** start INFORMATION SUPPLIED **

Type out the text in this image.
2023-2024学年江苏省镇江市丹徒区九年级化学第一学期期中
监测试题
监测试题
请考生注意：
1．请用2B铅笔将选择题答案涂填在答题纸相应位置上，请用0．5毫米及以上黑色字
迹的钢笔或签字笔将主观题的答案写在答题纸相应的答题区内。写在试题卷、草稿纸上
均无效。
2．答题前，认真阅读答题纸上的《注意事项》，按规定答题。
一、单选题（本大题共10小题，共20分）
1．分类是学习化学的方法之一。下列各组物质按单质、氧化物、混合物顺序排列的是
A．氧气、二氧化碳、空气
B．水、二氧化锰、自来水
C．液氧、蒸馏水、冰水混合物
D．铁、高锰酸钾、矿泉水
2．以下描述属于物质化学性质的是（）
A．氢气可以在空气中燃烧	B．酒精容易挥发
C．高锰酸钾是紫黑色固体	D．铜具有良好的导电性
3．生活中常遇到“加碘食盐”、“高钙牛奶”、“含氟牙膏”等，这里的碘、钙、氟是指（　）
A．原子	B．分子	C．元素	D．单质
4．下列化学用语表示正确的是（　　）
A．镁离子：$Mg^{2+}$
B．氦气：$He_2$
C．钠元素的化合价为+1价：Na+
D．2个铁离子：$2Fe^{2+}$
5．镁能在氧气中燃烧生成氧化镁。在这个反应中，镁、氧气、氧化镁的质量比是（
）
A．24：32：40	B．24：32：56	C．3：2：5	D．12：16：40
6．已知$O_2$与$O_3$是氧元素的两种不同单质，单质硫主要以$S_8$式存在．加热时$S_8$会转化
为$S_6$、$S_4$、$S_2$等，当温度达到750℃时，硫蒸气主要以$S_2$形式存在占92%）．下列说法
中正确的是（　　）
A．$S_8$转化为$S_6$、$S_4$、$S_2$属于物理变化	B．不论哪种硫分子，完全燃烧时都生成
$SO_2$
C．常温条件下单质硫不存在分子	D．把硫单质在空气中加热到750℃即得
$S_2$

** end INFORMATION SUPPLIED **

- AIM OF THE EXERCISE: Repeat every record, exactly as written.

- EXERCISE RESULT:
Type out the text in this image.
2023-2024学年江苏省镇江市丹徒区九年级化学第一学期期中
监测试题
监测试题
请考生注意：
1．请用2B铅笔将选择题答案涂填在答题纸相应位置上，请用0．5毫米及以上黑色字
迹的钢笔或签字笔将主观题的答案写在答题纸相应的答题区内。写在试题卷、草稿纸上
均无效。
2．答题前，认真阅读答题纸上的《注意事项》，按规定答题。
一、单选题（本大题共10小题，共20分）
1．分类是学习化学的方法之一。下列各组物质按单质、氧化物、混合物顺序排列的是
A．氧气、二氧化碳、空气
B．水、二氧化锰、自来水
C．液氧、蒸馏水、冰水混合物
D．铁、高锰酸钾、矿泉水
2．以下描述属于物质化学性质的是（）
A．氢气可以在空气中燃烧	B．酒精容易挥发
C．高锰酸钾是紫黑色固体	D．铜具有良好的导电性
3．生活中常遇到“加碘食盐”、“高钙牛奶”、“含氟牙膏”等，这里的碘、钙、氟是指（　）
A．原子	B．分子	C．元素	D．单质
4．下列化学用语表示正确的是（　　）
A．镁离子：$Mg^{2+}$
B．氦气：$He_2$
C．钠元素的化合价为+1价：Na+
D．2个铁离子：$2Fe^{2+}$
5．镁能在氧气中燃烧生成氧化镁。在这个反应中，镁、氧气、氧化镁的质量比是（
）
A．24：32：40	B．24：32：56	C．3：2：5	D．12：16：40
6．已知$O_2$与$O_3$是氧元素的两种不同单质，单质硫主要以$S_8$式存在．加热时$S_8$会转化
为$S_6$、$S_4$、$S_2$等，当温度达到750℃时，硫蒸气主要以$S_2$形式存在占92%）．下列说法
中正确的是（　　）
A．$S_8$转化为$S_6$、$S_4$、$S_2$属于物理变化	B．不论哪种硫分子，完全燃烧时都生成
$SO_2$
C．常温条件下单质硫不存在分子	D．把硫单质在空气中加热到750℃即得
$S_2$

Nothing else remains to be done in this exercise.